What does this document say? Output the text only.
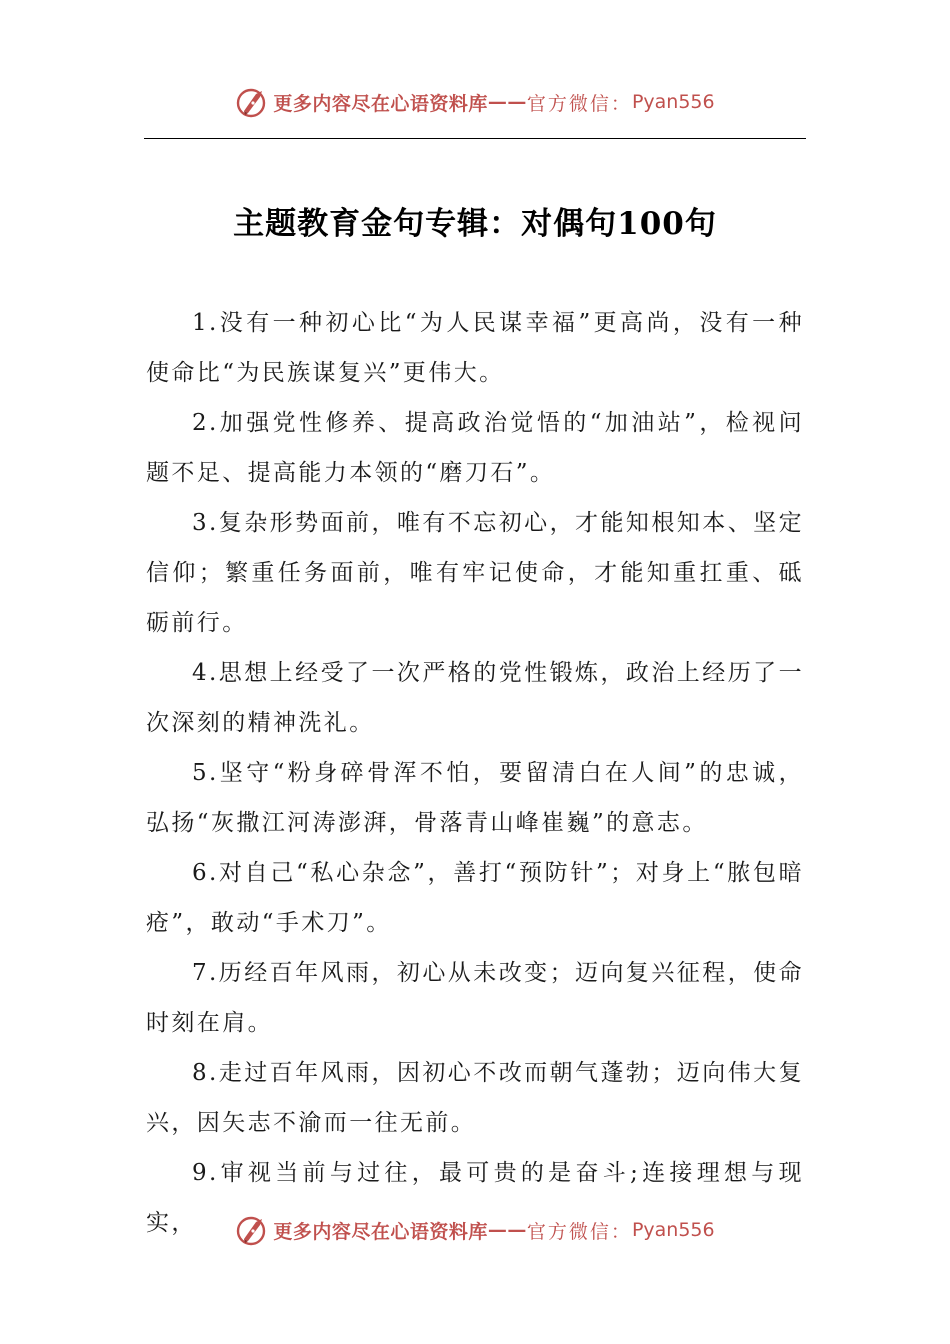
更多内容尽在心语资料库 —— 官方微信： Pyan556
主题教育金句专辑：对偶句100句

1.没有一种初心比“为人民谋幸福”更高尚，没有一种使命比“为民族谋复兴”更伟大。

2.加强党性修养、提高政治觉悟的“加油站”，检视问题不足、提高能力本领的“磨刀石”。

3.复杂形势面前，唯有不忘初心，才能知根知本、坚定信仰；繁重任务面前，唯有牢记使命，才能知重扛重、砥砺前行。

4.思想上经受了一次严格的党性锻炼，政治上经历了一次深刻的精神洗礼。

5.坚守“粉身碎骨浑不怕，要留清白在人间”的忠诚，弘扬“灰撒江河涛澎湃，骨落青山峰崔巍”的意志。

6.对自己“私心杂念”，善打“预防针”；对身上“脓包暗疮”，敢动“手术刀”。

7.历经百年风雨，初心从未改变；迈向复兴征程，使命时刻在肩。

8.走过百年风雨，因初心不改而朝气蓬勃；迈向伟大复兴，因矢志不渝而一往无前。

9.审视当前与过往，最可贵的是奋斗;连接理想与现实，	更多内容尽在心语资料库 —— 官方微信： Pyan556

****************

## WORK INSTRUCTIONS
Output the data above without changes, apart from leaving out the pictures.

## CORRECT ANSWER
What does this document say? Output the text only.
更多内容尽在心语资料库 —— 官方微信： Pyan556
主题教育金句专辑：对偶句100句

1.没有一种初心比“为人民谋幸福”更高尚，没有一种使命比“为民族谋复兴”更伟大。

2.加强党性修养、提高政治觉悟的“加油站”，检视问题不足、提高能力本领的“磨刀石”。

3.复杂形势面前，唯有不忘初心，才能知根知本、坚定信仰；繁重任务面前，唯有牢记使命，才能知重扛重、砥砺前行。

4.思想上经受了一次严格的党性锻炼，政治上经历了一次深刻的精神洗礼。

5.坚守“粉身碎骨浑不怕，要留清白在人间”的忠诚，弘扬“灰撒江河涛澎湃，骨落青山峰崔巍”的意志。

6.对自己“私心杂念”，善打“预防针”；对身上“脓包暗疮”，敢动“手术刀”。

7.历经百年风雨，初心从未改变；迈向复兴征程，使命时刻在肩。

8.走过百年风雨，因初心不改而朝气蓬勃；迈向伟大复兴，因矢志不渝而一往无前。

9.审视当前与过往，最可贵的是奋斗;连接理想与现实，	更多内容尽在心语资料库 —— 官方微信： Pyan556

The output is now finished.